EXCERPT TO READ:
=======

For decades they have focused on the device health of the network and made the misguided assumption that if the devices are healthy, then the network is working. This ignores each application's unique network requirements, preventing service delivery goals from being met. In most cases, problems are reported due to configuration conflicts rather than devices that have failed.

In addition, the average global enterprise has hundreds of core applications supported by thousands of multi-vendor network and cloud-connected devices and services with thousands of configuration changes annually across all of them. This generates thousands of trouble tickets per month, each still being individually addressed with manual processes and too often dependent upon a few skilled engineers who solve problems uniquely. And the widespread use of SD-WAN and public and private clouds has made these networks even more complicated and stymied the traditional brute force approach to infrastructure management.

Network Management is Decades out of Date

In an ironic twist, while the underlying network technology at use in service provider and enterprise infrastructures has dramatically advanced over the years, the ongoing management of these networks has not. Network management is still largely a manual, tactical process dependent on the specific operator or engineer's own personal knowledge and experience, using a mix of vendor-specific and homegrown tools, command-line interfaces, and one-off scripts. IT executives have always addressed the challenge of scaling operations by throwing more operators and engineers at the problem. This has provided some relief historically, but with mounting global economic pressures as well as the changing workforce demographics, it is no longer a valid strategy and the continued reliance on it wreaks havoc in the cost structures of delivering IT services, the foundation of every business.

=======

ASSIGNED TASK 1: List the kinds of tools that, according to the passage on network management, network management still relies on.
ASSIGNED TASK 2: According to the passage on network management, how have IT executives always addressed the challenge of scaling operations?
ASSIGNED TASK 3: Using the passage on network management, explain why focusing on the device health of the network is a misguided approach.

Stored items:
=======

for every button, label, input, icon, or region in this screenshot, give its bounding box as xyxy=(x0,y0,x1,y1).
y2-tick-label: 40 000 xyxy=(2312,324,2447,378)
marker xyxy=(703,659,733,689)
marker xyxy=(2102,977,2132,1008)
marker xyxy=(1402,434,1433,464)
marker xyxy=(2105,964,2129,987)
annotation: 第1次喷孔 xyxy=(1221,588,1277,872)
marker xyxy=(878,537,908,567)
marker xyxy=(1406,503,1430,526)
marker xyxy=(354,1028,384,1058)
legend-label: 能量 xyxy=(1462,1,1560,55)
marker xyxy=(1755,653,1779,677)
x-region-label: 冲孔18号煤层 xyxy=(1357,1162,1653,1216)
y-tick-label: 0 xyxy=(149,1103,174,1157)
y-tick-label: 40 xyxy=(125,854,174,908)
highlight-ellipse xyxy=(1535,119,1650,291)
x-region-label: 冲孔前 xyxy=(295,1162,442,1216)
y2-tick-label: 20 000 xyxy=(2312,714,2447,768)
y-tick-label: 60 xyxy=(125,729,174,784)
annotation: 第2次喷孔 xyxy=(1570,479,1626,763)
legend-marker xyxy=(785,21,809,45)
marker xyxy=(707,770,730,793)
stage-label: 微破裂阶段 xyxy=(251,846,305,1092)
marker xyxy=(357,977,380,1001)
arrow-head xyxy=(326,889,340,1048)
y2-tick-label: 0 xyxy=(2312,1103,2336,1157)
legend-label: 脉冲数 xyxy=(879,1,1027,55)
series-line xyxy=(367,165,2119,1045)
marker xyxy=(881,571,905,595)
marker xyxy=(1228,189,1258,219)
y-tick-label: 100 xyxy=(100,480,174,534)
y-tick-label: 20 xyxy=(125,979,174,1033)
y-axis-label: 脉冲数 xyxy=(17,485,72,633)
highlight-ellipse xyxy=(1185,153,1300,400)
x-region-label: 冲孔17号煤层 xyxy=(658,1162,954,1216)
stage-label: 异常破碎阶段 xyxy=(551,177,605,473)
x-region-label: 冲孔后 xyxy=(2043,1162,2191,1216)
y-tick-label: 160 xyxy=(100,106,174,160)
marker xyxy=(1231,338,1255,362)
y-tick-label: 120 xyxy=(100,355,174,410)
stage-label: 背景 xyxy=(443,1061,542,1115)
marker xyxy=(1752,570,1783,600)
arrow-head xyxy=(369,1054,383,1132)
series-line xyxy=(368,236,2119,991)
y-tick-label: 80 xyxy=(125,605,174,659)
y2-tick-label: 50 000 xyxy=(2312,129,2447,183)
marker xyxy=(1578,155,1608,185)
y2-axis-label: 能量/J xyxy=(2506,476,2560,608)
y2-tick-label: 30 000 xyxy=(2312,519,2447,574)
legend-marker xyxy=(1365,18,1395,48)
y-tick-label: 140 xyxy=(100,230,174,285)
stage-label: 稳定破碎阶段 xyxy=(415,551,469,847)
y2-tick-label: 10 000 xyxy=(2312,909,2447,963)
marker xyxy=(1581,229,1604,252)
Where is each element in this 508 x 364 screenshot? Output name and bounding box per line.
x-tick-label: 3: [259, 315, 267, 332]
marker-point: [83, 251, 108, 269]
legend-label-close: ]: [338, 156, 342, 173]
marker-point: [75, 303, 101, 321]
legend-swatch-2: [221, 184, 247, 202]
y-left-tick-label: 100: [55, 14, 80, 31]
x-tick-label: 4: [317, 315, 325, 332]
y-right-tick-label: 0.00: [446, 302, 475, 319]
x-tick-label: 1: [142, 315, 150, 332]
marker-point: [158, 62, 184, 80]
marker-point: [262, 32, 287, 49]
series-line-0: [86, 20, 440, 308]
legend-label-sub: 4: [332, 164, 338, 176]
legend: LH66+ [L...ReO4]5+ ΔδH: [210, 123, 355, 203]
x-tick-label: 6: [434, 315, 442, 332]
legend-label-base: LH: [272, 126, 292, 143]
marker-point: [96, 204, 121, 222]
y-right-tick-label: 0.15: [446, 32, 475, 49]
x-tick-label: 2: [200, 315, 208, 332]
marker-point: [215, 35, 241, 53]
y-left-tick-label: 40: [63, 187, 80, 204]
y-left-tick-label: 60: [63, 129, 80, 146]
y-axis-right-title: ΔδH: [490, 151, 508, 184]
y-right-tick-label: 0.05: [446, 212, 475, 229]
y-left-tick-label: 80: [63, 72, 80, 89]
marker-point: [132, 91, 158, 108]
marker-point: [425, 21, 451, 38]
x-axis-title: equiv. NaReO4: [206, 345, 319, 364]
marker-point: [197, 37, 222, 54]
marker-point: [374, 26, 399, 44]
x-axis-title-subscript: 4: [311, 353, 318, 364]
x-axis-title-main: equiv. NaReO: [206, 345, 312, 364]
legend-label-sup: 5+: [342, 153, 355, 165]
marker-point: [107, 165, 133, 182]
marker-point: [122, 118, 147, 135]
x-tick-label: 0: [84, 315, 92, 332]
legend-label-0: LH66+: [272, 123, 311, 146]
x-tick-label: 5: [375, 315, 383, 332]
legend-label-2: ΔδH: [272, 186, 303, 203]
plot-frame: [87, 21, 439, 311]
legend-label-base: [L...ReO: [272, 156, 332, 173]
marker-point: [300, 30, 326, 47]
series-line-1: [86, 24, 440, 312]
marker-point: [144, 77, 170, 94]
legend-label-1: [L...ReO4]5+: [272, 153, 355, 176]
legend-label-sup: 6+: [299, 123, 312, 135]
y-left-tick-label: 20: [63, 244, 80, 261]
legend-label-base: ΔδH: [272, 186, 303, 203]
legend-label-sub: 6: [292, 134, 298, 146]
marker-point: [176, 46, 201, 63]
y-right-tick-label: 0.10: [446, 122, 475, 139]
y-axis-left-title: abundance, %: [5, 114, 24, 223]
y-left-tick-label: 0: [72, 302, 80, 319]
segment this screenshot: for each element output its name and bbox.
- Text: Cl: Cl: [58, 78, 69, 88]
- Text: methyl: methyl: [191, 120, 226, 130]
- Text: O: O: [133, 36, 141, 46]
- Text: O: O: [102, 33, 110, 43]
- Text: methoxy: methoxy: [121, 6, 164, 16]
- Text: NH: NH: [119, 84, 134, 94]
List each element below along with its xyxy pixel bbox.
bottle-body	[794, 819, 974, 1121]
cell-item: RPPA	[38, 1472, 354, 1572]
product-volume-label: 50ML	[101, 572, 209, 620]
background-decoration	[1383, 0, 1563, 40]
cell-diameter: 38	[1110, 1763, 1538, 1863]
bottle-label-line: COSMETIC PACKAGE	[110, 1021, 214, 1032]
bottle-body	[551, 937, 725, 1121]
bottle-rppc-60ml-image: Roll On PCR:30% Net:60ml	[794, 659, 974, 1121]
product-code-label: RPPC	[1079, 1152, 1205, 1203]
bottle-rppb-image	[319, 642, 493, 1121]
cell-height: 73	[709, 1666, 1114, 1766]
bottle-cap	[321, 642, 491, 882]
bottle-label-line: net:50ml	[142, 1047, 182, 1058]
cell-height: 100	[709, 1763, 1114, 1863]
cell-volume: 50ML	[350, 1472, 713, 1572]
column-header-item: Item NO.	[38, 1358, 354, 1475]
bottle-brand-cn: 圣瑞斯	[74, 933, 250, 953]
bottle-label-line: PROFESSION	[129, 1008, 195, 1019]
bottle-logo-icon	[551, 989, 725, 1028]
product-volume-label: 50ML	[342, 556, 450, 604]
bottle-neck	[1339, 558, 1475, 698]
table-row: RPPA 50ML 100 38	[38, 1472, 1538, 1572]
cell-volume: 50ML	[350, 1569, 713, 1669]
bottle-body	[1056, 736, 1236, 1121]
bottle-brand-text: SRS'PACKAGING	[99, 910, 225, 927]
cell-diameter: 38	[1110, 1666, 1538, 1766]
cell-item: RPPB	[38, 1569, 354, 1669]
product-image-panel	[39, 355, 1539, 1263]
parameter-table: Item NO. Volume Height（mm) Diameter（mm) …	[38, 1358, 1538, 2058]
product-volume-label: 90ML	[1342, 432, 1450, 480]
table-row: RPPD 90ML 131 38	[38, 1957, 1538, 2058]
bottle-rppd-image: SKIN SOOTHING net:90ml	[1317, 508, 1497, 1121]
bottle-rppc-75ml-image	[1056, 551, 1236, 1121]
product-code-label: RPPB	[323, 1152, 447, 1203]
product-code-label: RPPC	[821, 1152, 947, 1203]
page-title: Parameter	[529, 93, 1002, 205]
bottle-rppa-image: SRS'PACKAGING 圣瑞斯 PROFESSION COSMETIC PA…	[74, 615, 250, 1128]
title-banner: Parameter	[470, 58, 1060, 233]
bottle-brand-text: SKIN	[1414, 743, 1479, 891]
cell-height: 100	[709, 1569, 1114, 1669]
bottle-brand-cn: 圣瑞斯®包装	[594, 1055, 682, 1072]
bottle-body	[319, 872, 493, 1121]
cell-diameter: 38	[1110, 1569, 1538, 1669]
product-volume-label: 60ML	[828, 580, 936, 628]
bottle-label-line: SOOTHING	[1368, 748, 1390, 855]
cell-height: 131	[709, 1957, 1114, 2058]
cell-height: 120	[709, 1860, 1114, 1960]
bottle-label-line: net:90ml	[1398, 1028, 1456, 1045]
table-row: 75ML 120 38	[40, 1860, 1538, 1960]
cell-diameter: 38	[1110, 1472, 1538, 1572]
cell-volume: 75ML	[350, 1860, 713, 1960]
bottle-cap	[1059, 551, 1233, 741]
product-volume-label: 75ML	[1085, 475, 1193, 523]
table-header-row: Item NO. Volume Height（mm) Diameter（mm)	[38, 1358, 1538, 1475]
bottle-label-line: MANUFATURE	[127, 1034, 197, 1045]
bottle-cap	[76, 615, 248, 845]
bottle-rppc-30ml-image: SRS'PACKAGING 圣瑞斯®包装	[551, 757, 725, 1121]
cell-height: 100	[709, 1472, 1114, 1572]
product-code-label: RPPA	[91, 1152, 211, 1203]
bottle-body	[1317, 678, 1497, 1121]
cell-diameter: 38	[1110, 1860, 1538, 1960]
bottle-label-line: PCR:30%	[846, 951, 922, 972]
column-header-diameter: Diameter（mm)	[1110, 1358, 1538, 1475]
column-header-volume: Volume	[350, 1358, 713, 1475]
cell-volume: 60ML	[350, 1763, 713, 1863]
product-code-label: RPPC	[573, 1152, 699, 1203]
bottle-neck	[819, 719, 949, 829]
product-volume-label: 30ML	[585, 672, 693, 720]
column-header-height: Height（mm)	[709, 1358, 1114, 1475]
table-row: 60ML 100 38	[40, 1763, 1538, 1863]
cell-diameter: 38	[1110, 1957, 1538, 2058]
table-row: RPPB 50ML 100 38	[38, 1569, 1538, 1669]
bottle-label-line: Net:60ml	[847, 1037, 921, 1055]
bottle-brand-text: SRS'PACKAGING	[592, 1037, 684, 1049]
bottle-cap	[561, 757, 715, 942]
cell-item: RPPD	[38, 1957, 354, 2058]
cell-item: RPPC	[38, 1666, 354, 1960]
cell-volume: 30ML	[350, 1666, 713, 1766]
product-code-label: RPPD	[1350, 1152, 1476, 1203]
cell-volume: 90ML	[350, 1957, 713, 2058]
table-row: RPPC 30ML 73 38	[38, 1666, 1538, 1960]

=======

REPLY 1: Vendor-specific tools, homegrown tools, command-line interfaces, and one-off scripts.

REPLY 2: They have thrown more operators and engineers at the problem.

REPLY 3: Focusing on device health ignores each application's unique network requirements, which prevents service delivery goals from being met. In most cases, problems are reported because of configuration conflicts rather than failed devices.